**What this task involves**: In the records that follow, show each line where the word "Handicap" is present.

━━━ Provided material ━━━

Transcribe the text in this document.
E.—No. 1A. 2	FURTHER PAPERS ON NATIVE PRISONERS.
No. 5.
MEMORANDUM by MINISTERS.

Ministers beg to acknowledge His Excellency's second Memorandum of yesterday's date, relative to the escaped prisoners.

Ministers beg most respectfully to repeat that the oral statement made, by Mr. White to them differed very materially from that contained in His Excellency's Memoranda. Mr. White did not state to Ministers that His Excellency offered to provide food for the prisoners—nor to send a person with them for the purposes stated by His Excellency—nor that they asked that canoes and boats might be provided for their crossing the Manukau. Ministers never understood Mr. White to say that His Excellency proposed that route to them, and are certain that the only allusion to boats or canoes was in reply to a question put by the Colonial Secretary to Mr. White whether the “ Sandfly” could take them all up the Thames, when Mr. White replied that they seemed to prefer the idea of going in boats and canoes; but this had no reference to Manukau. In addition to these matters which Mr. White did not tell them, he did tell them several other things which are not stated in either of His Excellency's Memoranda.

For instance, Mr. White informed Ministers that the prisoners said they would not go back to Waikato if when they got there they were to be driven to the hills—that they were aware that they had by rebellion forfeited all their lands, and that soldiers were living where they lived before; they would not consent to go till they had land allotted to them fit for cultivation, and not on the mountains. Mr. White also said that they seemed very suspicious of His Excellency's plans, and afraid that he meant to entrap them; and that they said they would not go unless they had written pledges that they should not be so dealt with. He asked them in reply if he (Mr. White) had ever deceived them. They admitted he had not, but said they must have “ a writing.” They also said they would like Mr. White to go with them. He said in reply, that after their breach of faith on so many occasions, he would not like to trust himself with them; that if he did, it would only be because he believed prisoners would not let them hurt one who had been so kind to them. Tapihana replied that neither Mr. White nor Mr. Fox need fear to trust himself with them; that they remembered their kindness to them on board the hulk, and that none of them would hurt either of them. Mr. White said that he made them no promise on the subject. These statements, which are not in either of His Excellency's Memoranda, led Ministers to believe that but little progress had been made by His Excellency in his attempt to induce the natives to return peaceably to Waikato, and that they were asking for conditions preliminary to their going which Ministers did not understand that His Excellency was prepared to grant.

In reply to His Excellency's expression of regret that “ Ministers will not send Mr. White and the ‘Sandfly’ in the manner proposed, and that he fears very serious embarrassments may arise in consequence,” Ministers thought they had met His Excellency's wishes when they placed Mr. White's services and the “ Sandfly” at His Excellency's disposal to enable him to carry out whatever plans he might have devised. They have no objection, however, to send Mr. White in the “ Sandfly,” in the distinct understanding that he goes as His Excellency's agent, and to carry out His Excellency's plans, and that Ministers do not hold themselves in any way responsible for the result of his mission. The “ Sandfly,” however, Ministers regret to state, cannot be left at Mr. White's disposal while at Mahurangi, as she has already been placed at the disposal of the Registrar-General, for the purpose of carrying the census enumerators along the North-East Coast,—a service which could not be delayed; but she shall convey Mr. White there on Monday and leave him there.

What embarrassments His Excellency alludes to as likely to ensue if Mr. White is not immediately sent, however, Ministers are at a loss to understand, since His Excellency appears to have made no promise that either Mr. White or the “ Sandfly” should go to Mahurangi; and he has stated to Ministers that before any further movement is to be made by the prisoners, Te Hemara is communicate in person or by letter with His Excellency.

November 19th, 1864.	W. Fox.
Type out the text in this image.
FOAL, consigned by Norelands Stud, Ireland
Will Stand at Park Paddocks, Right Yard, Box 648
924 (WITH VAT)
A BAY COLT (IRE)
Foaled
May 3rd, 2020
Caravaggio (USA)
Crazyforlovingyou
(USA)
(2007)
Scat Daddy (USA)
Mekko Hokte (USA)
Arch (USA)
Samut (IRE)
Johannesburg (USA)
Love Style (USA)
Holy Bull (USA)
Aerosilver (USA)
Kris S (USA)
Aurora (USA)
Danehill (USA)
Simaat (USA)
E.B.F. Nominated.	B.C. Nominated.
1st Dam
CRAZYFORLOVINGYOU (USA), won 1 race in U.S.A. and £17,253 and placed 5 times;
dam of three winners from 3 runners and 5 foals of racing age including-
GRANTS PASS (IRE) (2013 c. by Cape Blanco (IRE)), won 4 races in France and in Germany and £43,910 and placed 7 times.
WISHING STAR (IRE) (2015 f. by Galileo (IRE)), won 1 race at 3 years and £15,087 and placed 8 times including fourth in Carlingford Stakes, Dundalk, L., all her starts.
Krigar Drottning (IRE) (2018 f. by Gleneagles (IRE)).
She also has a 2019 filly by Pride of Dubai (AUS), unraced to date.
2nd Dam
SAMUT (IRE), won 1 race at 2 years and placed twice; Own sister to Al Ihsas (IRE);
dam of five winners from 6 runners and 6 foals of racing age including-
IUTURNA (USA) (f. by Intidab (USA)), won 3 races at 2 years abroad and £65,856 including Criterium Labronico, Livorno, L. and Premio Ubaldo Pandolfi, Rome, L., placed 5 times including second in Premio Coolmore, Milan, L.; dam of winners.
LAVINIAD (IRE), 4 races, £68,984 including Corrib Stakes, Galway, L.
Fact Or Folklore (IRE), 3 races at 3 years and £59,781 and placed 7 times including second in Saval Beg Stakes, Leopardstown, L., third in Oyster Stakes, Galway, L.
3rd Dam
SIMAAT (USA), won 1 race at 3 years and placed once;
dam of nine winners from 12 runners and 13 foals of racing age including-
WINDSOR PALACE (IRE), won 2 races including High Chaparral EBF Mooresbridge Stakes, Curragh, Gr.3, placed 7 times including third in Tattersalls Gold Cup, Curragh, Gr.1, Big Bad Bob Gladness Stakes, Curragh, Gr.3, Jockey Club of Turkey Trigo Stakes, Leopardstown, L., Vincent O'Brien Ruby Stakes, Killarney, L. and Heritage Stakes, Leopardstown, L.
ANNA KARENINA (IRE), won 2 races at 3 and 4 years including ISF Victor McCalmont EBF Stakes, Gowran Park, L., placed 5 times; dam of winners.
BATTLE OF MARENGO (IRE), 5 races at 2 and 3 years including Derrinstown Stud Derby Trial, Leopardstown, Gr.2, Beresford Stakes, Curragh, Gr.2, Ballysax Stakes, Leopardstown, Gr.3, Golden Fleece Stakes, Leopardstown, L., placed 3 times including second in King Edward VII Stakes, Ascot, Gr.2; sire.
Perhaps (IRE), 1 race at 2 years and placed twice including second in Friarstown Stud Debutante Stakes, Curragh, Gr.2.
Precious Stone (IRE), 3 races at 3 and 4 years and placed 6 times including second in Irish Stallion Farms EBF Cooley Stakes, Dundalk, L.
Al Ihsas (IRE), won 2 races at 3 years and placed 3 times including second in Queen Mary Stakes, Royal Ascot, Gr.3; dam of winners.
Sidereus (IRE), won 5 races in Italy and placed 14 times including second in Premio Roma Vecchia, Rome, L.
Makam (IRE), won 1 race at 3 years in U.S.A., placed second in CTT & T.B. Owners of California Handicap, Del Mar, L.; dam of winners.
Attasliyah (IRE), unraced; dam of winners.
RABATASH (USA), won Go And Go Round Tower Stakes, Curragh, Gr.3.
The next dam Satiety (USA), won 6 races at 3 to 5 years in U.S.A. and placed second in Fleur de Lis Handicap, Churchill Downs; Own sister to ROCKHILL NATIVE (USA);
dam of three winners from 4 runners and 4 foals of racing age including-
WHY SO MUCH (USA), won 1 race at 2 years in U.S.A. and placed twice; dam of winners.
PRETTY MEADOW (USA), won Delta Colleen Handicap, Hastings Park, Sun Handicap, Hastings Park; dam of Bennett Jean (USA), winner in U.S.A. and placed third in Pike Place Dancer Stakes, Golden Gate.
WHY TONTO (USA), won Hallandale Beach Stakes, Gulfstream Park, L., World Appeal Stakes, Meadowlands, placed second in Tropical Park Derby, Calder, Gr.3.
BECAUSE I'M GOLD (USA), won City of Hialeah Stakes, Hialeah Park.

━━━

**Task output**:
Makam (IRE), won 1 race at 3 years in U.S.A., placed second in CTT & T.B. Owners of California Handicap, Del Mar, L.; dam of winners.
The next dam Satiety (USA), won 6 races at 3 to 5 years in U.S.A. and placed second in Fleur de Lis Handicap, Churchill Downs; Own sister to ROCKHILL NATIVE (USA);
PRETTY MEADOW (USA), won Delta Colleen Handicap, Hastings Park, Sun Handicap, Hastings Park; dam of Bennett Jean (USA), winner in U.S.A. and placed third in Pike Place Dancer Stakes, Golden Gate.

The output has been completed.